### GIVEN EXERCISE
Everything in the listing except the pictures should be written out exactly.

### DATA FOR PROCESSING
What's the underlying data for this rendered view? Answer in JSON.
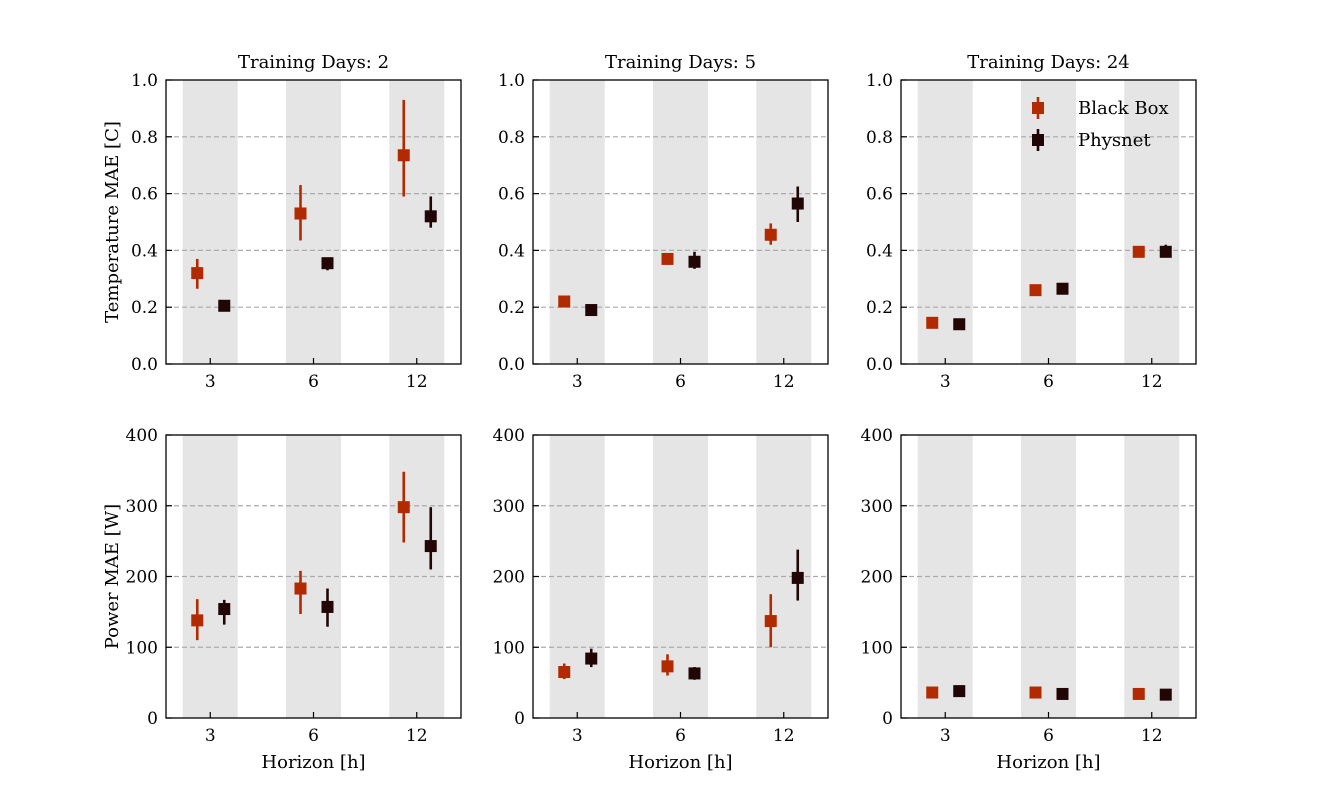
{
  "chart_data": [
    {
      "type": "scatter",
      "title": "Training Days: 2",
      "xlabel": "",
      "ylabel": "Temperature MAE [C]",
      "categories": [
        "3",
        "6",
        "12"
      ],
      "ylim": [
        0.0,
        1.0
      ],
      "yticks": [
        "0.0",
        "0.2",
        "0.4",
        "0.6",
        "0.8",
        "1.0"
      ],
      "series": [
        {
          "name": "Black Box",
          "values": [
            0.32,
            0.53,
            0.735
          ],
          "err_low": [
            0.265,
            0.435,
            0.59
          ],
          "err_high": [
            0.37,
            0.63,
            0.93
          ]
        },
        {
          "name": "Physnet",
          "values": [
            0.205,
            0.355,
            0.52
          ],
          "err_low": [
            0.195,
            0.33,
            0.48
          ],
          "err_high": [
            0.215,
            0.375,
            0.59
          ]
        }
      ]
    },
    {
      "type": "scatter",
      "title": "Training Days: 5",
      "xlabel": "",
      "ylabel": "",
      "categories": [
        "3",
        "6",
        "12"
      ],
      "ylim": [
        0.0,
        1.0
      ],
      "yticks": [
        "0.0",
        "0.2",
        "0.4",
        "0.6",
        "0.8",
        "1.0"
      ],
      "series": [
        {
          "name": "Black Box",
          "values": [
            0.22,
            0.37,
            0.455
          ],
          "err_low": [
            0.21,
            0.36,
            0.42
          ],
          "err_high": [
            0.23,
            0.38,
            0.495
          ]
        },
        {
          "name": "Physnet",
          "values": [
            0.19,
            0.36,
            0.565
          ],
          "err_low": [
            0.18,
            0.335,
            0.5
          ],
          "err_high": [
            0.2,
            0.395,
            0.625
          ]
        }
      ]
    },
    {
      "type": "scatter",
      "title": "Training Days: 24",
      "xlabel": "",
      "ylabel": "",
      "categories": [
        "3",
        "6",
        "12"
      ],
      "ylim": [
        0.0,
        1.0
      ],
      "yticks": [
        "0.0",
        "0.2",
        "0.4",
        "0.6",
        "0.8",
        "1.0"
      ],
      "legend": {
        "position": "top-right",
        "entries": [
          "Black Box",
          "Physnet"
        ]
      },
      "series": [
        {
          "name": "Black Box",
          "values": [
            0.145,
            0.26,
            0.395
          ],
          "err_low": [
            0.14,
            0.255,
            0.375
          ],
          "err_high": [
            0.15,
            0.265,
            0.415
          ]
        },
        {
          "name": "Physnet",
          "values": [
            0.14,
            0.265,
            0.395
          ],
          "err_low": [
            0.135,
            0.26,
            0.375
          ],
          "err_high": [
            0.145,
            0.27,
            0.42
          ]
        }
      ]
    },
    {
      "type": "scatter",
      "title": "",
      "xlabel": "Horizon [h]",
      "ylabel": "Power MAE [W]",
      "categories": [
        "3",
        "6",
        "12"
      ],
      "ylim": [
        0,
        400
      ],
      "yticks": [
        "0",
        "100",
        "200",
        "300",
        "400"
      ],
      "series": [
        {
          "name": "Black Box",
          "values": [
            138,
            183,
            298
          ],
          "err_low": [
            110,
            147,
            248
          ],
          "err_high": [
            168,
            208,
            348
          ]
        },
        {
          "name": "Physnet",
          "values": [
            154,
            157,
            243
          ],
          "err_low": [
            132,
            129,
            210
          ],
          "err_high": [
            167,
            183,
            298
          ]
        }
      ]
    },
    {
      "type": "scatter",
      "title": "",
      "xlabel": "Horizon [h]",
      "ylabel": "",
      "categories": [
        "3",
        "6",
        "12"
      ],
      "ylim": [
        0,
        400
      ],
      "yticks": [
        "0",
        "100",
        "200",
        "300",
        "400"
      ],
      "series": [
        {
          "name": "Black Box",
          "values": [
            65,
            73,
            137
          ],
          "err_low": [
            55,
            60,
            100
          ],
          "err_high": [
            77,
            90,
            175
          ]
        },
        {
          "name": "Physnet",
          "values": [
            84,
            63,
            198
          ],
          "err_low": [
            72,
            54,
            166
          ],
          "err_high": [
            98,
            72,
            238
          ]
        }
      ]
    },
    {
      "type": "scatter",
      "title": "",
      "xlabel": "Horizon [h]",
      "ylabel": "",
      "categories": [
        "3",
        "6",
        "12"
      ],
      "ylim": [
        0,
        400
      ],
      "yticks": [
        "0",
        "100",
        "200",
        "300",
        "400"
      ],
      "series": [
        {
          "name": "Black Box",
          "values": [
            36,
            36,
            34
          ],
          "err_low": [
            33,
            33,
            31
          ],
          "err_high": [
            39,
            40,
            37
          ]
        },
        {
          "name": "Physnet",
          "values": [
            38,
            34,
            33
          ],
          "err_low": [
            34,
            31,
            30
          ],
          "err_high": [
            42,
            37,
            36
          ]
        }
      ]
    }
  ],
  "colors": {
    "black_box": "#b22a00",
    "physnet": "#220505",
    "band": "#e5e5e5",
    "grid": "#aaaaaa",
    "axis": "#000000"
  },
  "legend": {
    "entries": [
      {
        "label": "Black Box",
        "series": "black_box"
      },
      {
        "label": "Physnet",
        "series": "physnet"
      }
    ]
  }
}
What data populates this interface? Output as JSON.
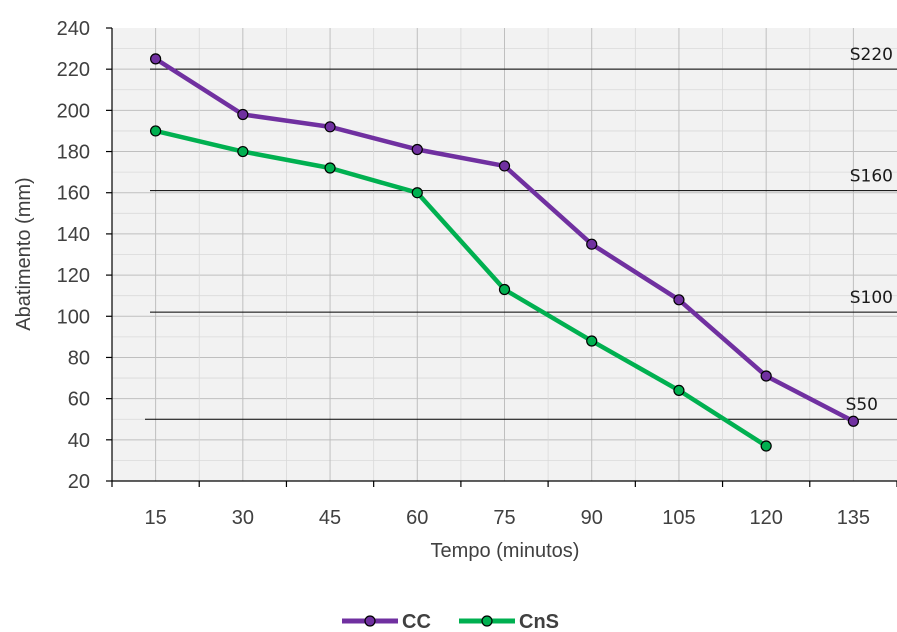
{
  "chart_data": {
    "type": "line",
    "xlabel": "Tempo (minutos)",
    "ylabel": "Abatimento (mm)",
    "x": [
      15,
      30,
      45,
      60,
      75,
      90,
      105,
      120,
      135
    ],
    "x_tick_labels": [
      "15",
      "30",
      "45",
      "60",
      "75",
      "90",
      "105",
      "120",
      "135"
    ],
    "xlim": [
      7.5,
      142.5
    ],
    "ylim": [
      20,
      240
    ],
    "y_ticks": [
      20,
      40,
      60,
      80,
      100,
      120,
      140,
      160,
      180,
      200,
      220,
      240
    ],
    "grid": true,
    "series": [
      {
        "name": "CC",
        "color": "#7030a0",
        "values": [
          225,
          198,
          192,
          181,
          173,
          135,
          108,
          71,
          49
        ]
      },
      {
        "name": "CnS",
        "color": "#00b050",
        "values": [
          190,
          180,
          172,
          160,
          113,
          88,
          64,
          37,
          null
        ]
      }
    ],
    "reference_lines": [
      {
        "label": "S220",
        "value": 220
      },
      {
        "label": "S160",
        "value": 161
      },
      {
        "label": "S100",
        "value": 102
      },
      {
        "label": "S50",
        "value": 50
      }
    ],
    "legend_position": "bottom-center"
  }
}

### RESULT
What's the underlying data for this rendered view? Answer in JSON.
{
  "chart_data": [
    {
      "type": "scatter",
      "title": "Training Days: 2",
      "xlabel": "",
      "ylabel": "Temperature MAE [C]",
      "categories": [
        "3",
        "6",
        "12"
      ],
      "ylim": [
        0.0,
        1.0
      ],
      "yticks": [
        "0.0",
        "0.2",
        "0.4",
        "0.6",
        "0.8",
        "1.0"
      ],
      "series": [
        {
          "name": "Black Box",
          "values": [
            0.32,
            0.53,
            0.735
          ],
          "err_low": [
            0.265,
            0.435,
            0.59
          ],
          "err_high": [
            0.37,
            0.63,
            0.93
          ]
        },
        {
          "name": "Physnet",
          "values": [
            0.205,
            0.355,
            0.52
          ],
          "err_low": [
            0.195,
            0.33,
            0.48
          ],
          "err_high": [
            0.215,
            0.375,
            0.59
          ]
        }
      ]
    },
    {
      "type": "scatter",
      "title": "Training Days: 5",
      "xlabel": "",
      "ylabel": "",
      "categories": [
        "3",
        "6",
        "12"
      ],
      "ylim": [
        0.0,
        1.0
      ],
      "yticks": [
        "0.0",
        "0.2",
        "0.4",
        "0.6",
        "0.8",
        "1.0"
      ],
      "series": [
        {
          "name": "Black Box",
          "values": [
            0.22,
            0.37,
            0.455
          ],
          "err_low": [
            0.21,
            0.36,
            0.42
          ],
          "err_high": [
            0.23,
            0.38,
            0.495
          ]
        },
        {
          "name": "Physnet",
          "values": [
            0.19,
            0.36,
            0.565
          ],
          "err_low": [
            0.18,
            0.335,
            0.5
          ],
          "err_high": [
            0.2,
            0.395,
            0.625
          ]
        }
      ]
    },
    {
      "type": "scatter",
      "title": "Training Days: 24",
      "xlabel": "",
      "ylabel": "",
      "categories": [
        "3",
        "6",
        "12"
      ],
      "ylim": [
        0.0,
        1.0
      ],
      "yticks": [
        "0.0",
        "0.2",
        "0.4",
        "0.6",
        "0.8",
        "1.0"
      ],
      "legend": {
        "position": "top-right",
        "entries": [
          "Black Box",
          "Physnet"
        ]
      },
      "series": [
        {
          "name": "Black Box",
          "values": [
            0.145,
            0.26,
            0.395
          ],
          "err_low": [
            0.14,
            0.255,
            0.375
          ],
          "err_high": [
            0.15,
            0.265,
            0.415
          ]
        },
        {
          "name": "Physnet",
          "values": [
            0.14,
            0.265,
            0.395
          ],
          "err_low": [
            0.135,
            0.26,
            0.375
          ],
          "err_high": [
            0.145,
            0.27,
            0.42
          ]
        }
      ]
    },
    {
      "type": "scatter",
      "title": "",
      "xlabel": "Horizon [h]",
      "ylabel": "Power MAE [W]",
      "categories": [
        "3",
        "6",
        "12"
      ],
      "ylim": [
        0,
        400
      ],
      "yticks": [
        "0",
        "100",
        "200",
        "300",
        "400"
      ],
      "series": [
        {
          "name": "Black Box",
          "values": [
            138,
            183,
            298
          ],
          "err_low": [
            110,
            147,
            248
          ],
          "err_high": [
            168,
            208,
            348
          ]
        },
        {
          "name": "Physnet",
          "values": [
            154,
            157,
            243
          ],
          "err_low": [
            132,
            129,
            210
          ],
          "err_high": [
            167,
            183,
            298
          ]
        }
      ]
    },
    {
      "type": "scatter",
      "title": "",
      "xlabel": "Horizon [h]",
      "ylabel": "",
      "categories": [
        "3",
        "6",
        "12"
      ],
      "ylim": [
        0,
        400
      ],
      "yticks": [
        "0",
        "100",
        "200",
        "300",
        "400"
      ],
      "series": [
        {
          "name": "Black Box",
          "values": [
            65,
            73,
            137
          ],
          "err_low": [
            55,
            60,
            100
          ],
          "err_high": [
            77,
            90,
            175
          ]
        },
        {
          "name": "Physnet",
          "values": [
            84,
            63,
            198
          ],
          "err_low": [
            72,
            54,
            166
          ],
          "err_high": [
            98,
            72,
            238
          ]
        }
      ]
    },
    {
      "type": "scatter",
      "title": "",
      "xlabel": "Horizon [h]",
      "ylabel": "",
      "categories": [
        "3",
        "6",
        "12"
      ],
      "ylim": [
        0,
        400
      ],
      "yticks": [
        "0",
        "100",
        "200",
        "300",
        "400"
      ],
      "series": [
        {
          "name": "Black Box",
          "values": [
            36,
            36,
            34
          ],
          "err_low": [
            33,
            33,
            31
          ],
          "err_high": [
            39,
            40,
            37
          ]
        },
        {
          "name": "Physnet",
          "values": [
            38,
            34,
            33
          ],
          "err_low": [
            34,
            31,
            30
          ],
          "err_high": [
            42,
            37,
            36
          ]
        }
      ]
    }
  ],
  "colors": {
    "black_box": "#b22a00",
    "physnet": "#220505",
    "band": "#e5e5e5",
    "grid": "#aaaaaa",
    "axis": "#000000"
  },
  "legend": {
    "entries": [
      {
        "label": "Black Box",
        "series": "black_box"
      },
      {
        "label": "Physnet",
        "series": "physnet"
      }
    ]
  }
}
What data populates this interface? Output as JSON.
{
  "chart_data": {
    "type": "line",
    "xlabel": "Tempo (minutos)",
    "ylabel": "Abatimento (mm)",
    "x": [
      15,
      30,
      45,
      60,
      75,
      90,
      105,
      120,
      135
    ],
    "x_tick_labels": [
      "15",
      "30",
      "45",
      "60",
      "75",
      "90",
      "105",
      "120",
      "135"
    ],
    "xlim": [
      7.5,
      142.5
    ],
    "ylim": [
      20,
      240
    ],
    "y_ticks": [
      20,
      40,
      60,
      80,
      100,
      120,
      140,
      160,
      180,
      200,
      220,
      240
    ],
    "grid": true,
    "series": [
      {
        "name": "CC",
        "color": "#7030a0",
        "values": [
          225,
          198,
          192,
          181,
          173,
          135,
          108,
          71,
          49
        ]
      },
      {
        "name": "CnS",
        "color": "#00b050",
        "values": [
          190,
          180,
          172,
          160,
          113,
          88,
          64,
          37,
          null
        ]
      }
    ],
    "reference_lines": [
      {
        "label": "S220",
        "value": 220
      },
      {
        "label": "S160",
        "value": 161
      },
      {
        "label": "S100",
        "value": 102
      },
      {
        "label": "S50",
        "value": 50
      }
    ],
    "legend_position": "bottom-center"
  }
}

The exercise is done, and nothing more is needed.